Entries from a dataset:
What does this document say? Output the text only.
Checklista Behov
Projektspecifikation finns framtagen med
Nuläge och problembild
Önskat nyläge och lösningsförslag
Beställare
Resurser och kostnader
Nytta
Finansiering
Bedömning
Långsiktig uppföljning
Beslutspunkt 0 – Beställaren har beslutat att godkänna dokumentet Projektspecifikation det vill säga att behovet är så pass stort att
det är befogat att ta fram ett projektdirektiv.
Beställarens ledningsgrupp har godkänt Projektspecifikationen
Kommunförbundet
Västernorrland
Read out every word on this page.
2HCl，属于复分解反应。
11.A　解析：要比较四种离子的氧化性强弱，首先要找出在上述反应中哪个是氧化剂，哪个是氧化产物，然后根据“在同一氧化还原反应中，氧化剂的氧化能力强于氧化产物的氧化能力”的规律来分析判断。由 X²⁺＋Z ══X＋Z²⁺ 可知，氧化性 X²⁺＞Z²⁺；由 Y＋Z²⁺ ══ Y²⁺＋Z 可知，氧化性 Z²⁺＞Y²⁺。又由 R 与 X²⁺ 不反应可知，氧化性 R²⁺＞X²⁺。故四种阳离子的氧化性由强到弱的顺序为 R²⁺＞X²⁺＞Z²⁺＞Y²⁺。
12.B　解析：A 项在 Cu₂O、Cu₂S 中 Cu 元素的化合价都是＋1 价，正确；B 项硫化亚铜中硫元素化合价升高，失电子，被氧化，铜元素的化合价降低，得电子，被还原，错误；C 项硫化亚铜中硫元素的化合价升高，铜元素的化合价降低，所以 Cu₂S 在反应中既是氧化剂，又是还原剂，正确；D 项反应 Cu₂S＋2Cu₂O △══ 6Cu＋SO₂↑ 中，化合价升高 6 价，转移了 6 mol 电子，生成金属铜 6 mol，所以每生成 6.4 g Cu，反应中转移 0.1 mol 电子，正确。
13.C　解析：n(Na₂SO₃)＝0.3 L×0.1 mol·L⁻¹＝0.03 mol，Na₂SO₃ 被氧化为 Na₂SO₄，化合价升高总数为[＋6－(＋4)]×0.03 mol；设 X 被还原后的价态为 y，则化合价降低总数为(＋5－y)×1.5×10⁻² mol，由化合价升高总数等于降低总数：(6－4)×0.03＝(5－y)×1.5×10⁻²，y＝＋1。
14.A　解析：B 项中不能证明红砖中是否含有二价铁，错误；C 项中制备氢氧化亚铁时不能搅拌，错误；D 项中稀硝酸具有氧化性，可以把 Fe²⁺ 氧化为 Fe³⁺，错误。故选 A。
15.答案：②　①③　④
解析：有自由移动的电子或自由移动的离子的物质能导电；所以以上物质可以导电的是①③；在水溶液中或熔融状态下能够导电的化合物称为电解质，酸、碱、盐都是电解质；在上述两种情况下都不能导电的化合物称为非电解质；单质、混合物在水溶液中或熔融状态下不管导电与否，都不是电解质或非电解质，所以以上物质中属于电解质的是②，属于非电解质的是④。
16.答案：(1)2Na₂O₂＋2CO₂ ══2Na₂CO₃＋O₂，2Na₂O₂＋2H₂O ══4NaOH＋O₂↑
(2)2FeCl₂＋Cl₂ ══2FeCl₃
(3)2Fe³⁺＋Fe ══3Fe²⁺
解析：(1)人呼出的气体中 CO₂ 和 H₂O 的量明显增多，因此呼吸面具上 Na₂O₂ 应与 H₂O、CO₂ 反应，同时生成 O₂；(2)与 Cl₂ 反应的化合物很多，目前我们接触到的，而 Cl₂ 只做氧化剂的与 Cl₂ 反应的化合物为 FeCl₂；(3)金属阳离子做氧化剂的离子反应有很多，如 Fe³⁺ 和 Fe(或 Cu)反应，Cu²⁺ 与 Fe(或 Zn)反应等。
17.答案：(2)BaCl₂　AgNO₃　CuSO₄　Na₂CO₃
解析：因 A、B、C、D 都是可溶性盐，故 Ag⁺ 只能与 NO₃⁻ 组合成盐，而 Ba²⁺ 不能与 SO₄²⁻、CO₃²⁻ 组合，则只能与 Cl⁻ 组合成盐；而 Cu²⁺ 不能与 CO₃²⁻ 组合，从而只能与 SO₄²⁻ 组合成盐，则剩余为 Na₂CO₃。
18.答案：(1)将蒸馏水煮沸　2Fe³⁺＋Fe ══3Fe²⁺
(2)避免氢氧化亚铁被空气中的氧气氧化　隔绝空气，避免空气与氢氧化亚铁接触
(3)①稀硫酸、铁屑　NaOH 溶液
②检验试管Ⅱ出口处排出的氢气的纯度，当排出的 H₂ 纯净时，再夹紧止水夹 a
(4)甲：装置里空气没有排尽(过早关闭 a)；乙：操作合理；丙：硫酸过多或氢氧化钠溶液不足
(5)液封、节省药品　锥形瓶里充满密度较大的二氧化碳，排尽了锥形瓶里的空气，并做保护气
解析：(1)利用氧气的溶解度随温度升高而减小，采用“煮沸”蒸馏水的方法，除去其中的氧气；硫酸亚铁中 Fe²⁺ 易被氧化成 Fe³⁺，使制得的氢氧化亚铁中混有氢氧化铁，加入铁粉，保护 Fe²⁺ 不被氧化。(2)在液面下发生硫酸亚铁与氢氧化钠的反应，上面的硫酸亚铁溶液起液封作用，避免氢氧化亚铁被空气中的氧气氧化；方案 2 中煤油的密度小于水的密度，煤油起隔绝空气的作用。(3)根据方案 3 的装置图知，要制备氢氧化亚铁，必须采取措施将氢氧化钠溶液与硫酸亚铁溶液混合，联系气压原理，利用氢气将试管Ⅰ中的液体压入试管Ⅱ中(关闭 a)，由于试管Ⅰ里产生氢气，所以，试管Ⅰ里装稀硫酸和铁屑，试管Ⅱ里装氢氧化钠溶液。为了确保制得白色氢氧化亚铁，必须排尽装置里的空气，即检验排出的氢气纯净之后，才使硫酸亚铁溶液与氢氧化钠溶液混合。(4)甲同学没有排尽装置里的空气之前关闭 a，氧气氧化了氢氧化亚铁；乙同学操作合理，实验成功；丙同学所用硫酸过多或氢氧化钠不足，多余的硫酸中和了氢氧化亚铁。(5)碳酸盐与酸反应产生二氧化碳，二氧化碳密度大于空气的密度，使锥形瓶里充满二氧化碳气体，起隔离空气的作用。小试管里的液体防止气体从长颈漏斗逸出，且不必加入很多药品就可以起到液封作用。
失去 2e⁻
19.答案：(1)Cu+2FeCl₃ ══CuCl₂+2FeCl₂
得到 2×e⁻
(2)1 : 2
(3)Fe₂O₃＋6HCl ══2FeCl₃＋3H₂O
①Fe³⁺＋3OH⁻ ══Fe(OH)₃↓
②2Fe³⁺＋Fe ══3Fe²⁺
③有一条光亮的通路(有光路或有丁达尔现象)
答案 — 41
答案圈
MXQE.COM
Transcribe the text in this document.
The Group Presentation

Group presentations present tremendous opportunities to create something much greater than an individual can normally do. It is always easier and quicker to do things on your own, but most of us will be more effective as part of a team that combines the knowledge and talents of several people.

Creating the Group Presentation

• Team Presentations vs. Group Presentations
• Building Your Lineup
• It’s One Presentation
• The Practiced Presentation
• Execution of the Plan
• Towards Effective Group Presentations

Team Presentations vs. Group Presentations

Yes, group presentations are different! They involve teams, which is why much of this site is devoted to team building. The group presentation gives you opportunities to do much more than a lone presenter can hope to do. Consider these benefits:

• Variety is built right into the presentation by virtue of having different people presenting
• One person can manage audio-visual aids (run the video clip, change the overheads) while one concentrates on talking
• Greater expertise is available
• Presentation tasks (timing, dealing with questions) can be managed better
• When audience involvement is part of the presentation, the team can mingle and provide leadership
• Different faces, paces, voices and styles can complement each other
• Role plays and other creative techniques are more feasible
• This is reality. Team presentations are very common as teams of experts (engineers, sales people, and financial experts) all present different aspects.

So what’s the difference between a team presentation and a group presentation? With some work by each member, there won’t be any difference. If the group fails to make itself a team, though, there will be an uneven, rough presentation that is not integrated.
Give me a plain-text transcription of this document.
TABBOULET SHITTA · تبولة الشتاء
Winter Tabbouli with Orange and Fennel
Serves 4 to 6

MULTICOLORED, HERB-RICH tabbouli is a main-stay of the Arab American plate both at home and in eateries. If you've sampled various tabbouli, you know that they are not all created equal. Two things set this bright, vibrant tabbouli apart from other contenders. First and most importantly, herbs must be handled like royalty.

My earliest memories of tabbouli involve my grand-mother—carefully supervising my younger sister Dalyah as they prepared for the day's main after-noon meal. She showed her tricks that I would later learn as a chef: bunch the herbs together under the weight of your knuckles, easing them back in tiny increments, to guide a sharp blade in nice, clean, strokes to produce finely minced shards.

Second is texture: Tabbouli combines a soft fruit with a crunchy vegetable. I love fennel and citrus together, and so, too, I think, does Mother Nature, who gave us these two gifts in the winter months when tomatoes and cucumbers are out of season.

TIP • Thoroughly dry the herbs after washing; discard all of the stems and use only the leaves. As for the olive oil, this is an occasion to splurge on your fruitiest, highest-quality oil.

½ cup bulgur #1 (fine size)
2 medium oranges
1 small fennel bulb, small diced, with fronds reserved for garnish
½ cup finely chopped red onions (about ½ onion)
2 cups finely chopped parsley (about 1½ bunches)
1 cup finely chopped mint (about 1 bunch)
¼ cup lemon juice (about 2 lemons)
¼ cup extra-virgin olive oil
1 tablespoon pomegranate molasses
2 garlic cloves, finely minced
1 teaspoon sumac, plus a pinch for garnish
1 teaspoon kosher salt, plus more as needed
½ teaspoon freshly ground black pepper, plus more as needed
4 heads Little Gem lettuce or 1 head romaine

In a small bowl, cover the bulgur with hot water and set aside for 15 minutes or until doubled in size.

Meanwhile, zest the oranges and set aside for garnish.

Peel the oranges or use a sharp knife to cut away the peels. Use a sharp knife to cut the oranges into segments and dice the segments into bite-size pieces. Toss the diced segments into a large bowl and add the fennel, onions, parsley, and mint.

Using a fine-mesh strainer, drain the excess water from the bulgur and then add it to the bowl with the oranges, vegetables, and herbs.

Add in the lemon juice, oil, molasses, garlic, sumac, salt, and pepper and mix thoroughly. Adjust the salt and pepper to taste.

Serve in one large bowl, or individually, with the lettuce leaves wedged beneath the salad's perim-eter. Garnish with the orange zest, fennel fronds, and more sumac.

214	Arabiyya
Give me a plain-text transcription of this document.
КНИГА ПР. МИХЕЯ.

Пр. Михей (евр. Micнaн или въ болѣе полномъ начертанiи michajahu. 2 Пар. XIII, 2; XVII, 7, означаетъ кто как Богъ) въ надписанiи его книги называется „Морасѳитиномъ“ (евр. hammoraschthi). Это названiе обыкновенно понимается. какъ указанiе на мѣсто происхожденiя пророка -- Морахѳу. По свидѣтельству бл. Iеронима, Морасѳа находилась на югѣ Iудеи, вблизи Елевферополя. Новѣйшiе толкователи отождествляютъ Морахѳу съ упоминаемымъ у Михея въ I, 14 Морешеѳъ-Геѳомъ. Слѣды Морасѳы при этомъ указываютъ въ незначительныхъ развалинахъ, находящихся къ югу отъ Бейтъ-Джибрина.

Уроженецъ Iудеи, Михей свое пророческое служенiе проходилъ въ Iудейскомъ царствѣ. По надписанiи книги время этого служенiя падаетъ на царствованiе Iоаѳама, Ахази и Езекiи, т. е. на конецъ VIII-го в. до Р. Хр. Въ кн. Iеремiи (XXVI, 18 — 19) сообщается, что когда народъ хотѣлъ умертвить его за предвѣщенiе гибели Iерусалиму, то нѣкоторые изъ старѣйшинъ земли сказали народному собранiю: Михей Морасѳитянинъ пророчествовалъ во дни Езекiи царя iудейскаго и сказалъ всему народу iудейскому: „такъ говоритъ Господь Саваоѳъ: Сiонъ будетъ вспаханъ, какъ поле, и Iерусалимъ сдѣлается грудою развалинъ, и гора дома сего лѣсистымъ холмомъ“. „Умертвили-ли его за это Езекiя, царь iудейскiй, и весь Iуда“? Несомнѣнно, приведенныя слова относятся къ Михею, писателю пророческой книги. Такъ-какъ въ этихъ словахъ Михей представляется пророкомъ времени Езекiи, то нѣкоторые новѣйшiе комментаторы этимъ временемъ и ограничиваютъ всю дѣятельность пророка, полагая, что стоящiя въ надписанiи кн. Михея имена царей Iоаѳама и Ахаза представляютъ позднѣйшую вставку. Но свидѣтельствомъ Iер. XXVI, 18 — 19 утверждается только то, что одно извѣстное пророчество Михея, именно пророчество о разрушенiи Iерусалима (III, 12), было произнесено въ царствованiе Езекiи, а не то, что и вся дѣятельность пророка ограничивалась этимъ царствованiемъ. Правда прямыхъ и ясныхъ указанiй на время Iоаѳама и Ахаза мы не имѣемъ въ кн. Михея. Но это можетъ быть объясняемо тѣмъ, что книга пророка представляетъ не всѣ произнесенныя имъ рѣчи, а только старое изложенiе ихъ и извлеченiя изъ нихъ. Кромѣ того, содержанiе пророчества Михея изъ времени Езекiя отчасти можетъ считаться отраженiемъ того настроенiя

## Aim of the exercise
In the records above, how many lines contain the word "only"? Give the number alone.

## Finished task
2